#### WORK TO COMPLETE
Lift out all lines below that contain "Mean".

─── EXTRACTED ENTRIES

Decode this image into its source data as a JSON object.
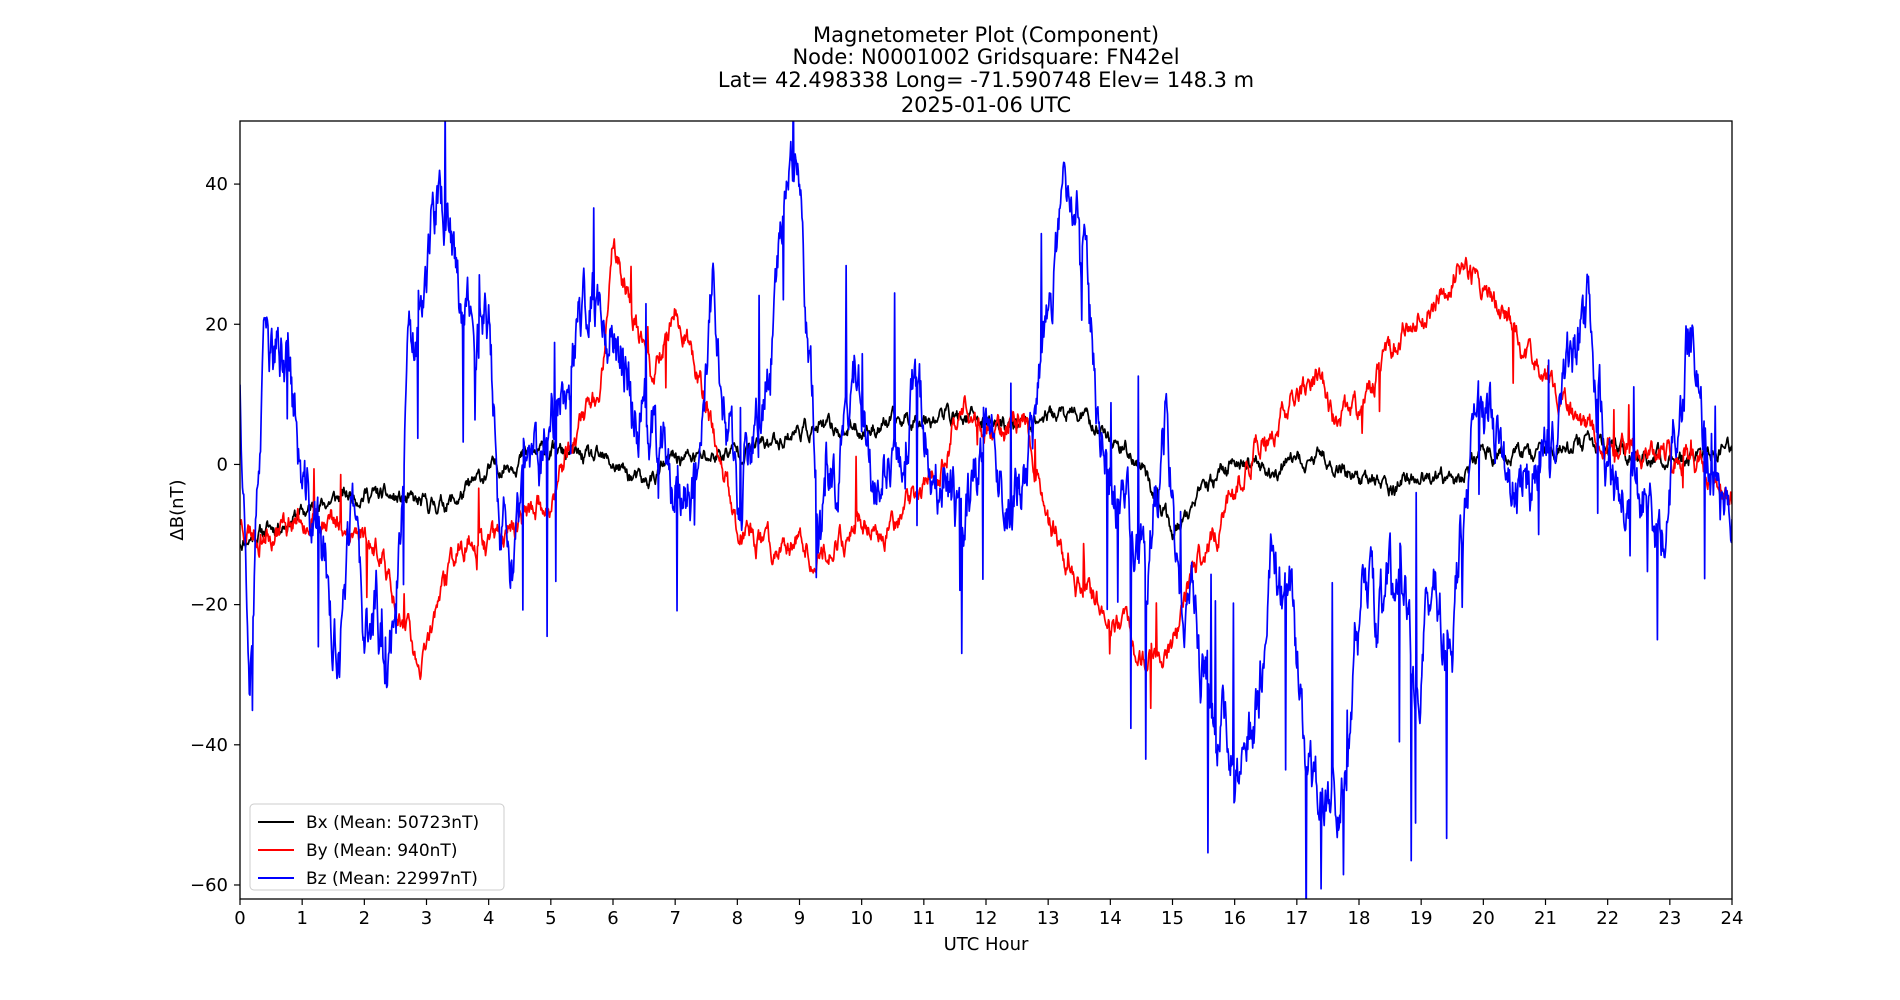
{
  "chart_data": {
    "type": "line",
    "title_lines": [
      "Magnetometer Plot (Component)",
      "Node:  N0001002     Gridsquare:  FN42el",
      "Lat= 42.498338    Long= -71.590748    Elev= 148.3 m",
      "2025-01-06  UTC"
    ],
    "xlabel": "UTC Hour",
    "ylabel": "ΔB(nT)",
    "xlim": [
      0,
      24
    ],
    "ylim": [
      -62,
      49
    ],
    "xticks": [
      0,
      1,
      2,
      3,
      4,
      5,
      6,
      7,
      8,
      9,
      10,
      11,
      12,
      13,
      14,
      15,
      16,
      17,
      18,
      19,
      20,
      21,
      22,
      23,
      24
    ],
    "yticks": [
      -60,
      -40,
      -20,
      0,
      20,
      40
    ],
    "ytick_labels": [
      "−60",
      "−40",
      "−20",
      "0",
      "20",
      "40"
    ],
    "grid": false,
    "legend_position": "lower-left",
    "series": [
      {
        "name": "Bx (Mean: 50723nT)",
        "color": "#000000",
        "x": [
          0,
          0.5,
          1,
          1.5,
          2,
          2.5,
          3,
          3.5,
          4,
          4.5,
          5,
          5.5,
          6,
          6.5,
          7,
          7.5,
          8,
          8.5,
          9,
          9.5,
          10,
          10.5,
          11,
          11.5,
          12,
          12.5,
          13,
          13.5,
          14,
          14.5,
          15,
          15.5,
          16,
          16.5,
          17,
          17.5,
          18,
          18.5,
          19,
          19.5,
          20,
          20.5,
          21,
          21.5,
          22,
          22.5,
          23,
          23.5,
          24
        ],
        "y": [
          -11,
          -9,
          -7,
          -5,
          -4,
          -5,
          -6,
          -5,
          -1,
          1,
          2,
          1,
          0,
          -3,
          1,
          1,
          2,
          3,
          5,
          5,
          5,
          6,
          7,
          7,
          6,
          6,
          7,
          7,
          4,
          0,
          -10,
          -4,
          1,
          -1,
          0,
          1,
          -2,
          -3,
          -2,
          -3,
          2,
          1,
          2,
          3,
          2,
          1,
          1,
          1,
          2
        ],
        "noise": 1.6,
        "seed": 11
      },
      {
        "name": "By (Mean: 940nT)",
        "color": "#ff0000",
        "x": [
          0,
          0.3,
          0.6,
          1,
          1.3,
          1.6,
          2,
          2.3,
          2.5,
          2.7,
          2.9,
          3.1,
          3.4,
          3.7,
          4,
          4.4,
          4.8,
          5.1,
          5.4,
          5.8,
          6,
          6.3,
          6.6,
          7,
          7.3,
          7.6,
          8,
          8.4,
          8.8,
          9.2,
          9.6,
          10,
          10.4,
          10.8,
          11.2,
          11.6,
          12,
          12.3,
          12.6,
          13,
          13.4,
          13.8,
          14.1,
          14.4,
          14.7,
          15,
          15.3,
          15.6,
          16,
          16.3,
          16.6,
          17,
          17.3,
          17.6,
          18,
          18.4,
          18.8,
          19,
          19.3,
          19.6,
          20,
          20.4,
          20.8,
          21.2,
          21.6,
          22,
          22.4,
          22.8,
          23.2,
          23.6,
          24
        ],
        "y": [
          -8,
          -10,
          -9,
          -7,
          -8,
          -9,
          -10,
          -14,
          -19,
          -24,
          -31,
          -22,
          -14,
          -10,
          -11,
          -9,
          -6,
          -4,
          5,
          10,
          32,
          22,
          12,
          22,
          15,
          5,
          -9,
          -12,
          -11,
          -12,
          -11,
          -8,
          -9,
          -5,
          -2,
          8,
          5,
          4,
          8,
          -8,
          -15,
          -20,
          -22,
          -26,
          -28,
          -27,
          -15,
          -12,
          -5,
          2,
          5,
          10,
          12,
          6,
          8,
          15,
          20,
          22,
          24,
          28,
          26,
          20,
          15,
          10,
          5,
          3,
          2,
          1,
          1,
          -1,
          -5
        ],
        "noise": 2.4,
        "seed": 23
      },
      {
        "name": "Bz (Mean: 22997nT)",
        "color": "#0000ff",
        "x": [
          0,
          0.15,
          0.4,
          0.8,
          1,
          1.3,
          1.6,
          1.8,
          2,
          2.2,
          2.4,
          2.7,
          3,
          3.2,
          3.3,
          3.5,
          3.8,
          4,
          4.2,
          4.4,
          4.6,
          4.9,
          5.2,
          5.5,
          5.8,
          6,
          6.3,
          6.6,
          7,
          7.3,
          7.6,
          8,
          8.4,
          8.7,
          9,
          9.3,
          9.6,
          9.9,
          10.2,
          10.5,
          10.8,
          11.2,
          11.6,
          12,
          12.4,
          12.8,
          13.2,
          13.5,
          13.8,
          14,
          14.3,
          14.6,
          14.9,
          15.1,
          15.4,
          15.7,
          16,
          16.3,
          16.6,
          16.9,
          17.2,
          17.5,
          17.7,
          18,
          18.3,
          18.6,
          18.9,
          19.2,
          19.5,
          19.8,
          20.1,
          20.5,
          20.9,
          21.3,
          21.7,
          22.1,
          22.5,
          22.9,
          23.3,
          23.7,
          24
        ],
        "y": [
          13,
          -25,
          15,
          15,
          -5,
          -10,
          -30,
          -5,
          -28,
          -20,
          -30,
          12,
          30,
          38,
          35,
          25,
          20,
          20,
          -10,
          -15,
          -5,
          0,
          12,
          20,
          25,
          20,
          10,
          5,
          0,
          -5,
          25,
          -5,
          5,
          35,
          40,
          -5,
          0,
          15,
          -5,
          0,
          10,
          0,
          -10,
          5,
          -5,
          5,
          35,
          40,
          5,
          0,
          -10,
          -15,
          10,
          -20,
          -25,
          -35,
          -45,
          -40,
          -15,
          -20,
          -45,
          -50,
          -55,
          -15,
          -25,
          -15,
          -30,
          -20,
          -25,
          5,
          5,
          -5,
          0,
          10,
          20,
          -5,
          -5,
          -10,
          20,
          -5,
          -10
        ],
        "noise": 6.5,
        "seed": 37
      }
    ]
  }
}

──────

#### RESPONSE TO THE TASK
        "name": "Bx (Mean: 50723nT)",
        "name": "By (Mean: 940nT)",
        "name": "Bz (Mean: 22997nT)",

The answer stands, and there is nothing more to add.